* _EXERCISE DESCRIPTION_
Working from the line that contains "Decode this image" down to the last line below, repeat each line exactly.

* _RECORD EXTRACTS_
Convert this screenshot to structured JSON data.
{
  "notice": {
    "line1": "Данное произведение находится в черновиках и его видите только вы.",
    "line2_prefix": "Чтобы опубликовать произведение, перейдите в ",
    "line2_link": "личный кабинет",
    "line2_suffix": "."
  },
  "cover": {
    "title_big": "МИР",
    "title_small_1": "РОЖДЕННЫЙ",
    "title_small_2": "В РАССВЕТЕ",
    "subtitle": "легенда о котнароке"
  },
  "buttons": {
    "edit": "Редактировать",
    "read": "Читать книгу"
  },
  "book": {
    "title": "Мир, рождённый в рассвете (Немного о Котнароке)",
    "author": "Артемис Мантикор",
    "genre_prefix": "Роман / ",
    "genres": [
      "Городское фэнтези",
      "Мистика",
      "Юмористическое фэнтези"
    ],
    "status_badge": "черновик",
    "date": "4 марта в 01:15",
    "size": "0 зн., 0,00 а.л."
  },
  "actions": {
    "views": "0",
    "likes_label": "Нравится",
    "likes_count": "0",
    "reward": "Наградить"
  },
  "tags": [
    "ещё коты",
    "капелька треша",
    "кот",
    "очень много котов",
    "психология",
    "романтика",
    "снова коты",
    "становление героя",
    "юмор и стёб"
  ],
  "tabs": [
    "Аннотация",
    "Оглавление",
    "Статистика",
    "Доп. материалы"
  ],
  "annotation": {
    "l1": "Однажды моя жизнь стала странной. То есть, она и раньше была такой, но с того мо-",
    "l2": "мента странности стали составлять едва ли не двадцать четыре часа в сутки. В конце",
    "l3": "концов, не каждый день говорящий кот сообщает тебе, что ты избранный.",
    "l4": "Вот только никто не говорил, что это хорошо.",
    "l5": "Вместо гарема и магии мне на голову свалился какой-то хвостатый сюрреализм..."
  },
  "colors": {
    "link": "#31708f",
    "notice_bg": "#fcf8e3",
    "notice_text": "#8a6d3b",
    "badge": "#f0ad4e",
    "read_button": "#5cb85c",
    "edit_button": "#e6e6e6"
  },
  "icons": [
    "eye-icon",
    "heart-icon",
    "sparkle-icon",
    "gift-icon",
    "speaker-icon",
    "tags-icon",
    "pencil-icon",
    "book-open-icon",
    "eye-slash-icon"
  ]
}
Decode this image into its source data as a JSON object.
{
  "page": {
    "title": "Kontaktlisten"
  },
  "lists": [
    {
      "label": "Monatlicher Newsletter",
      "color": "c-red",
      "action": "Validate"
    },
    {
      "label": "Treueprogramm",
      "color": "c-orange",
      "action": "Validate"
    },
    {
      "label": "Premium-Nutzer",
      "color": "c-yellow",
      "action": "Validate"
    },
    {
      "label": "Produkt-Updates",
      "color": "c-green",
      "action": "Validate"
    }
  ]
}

* _FINISHED TASK_
Decode this image into its source data as a JSON object.
{
  "page": {
    "title": "Kontaktlisten"
  },
  "lists": [
    {
      "label": "Monatlicher Newsletter",
      "color": "c-red",
      "action": "Validate"
    },
    {
      "label": "Treueprogramm",
      "color": "c-orange",
      "action": "Validate"
    },
    {
      "label": "Premium-Nutzer",
      "color": "c-yellow",
      "action": "Validate"
    },
    {
      "label": "Produkt-Updates",
      "color": "c-green",
      "action": "Validate"
    }
  ]
}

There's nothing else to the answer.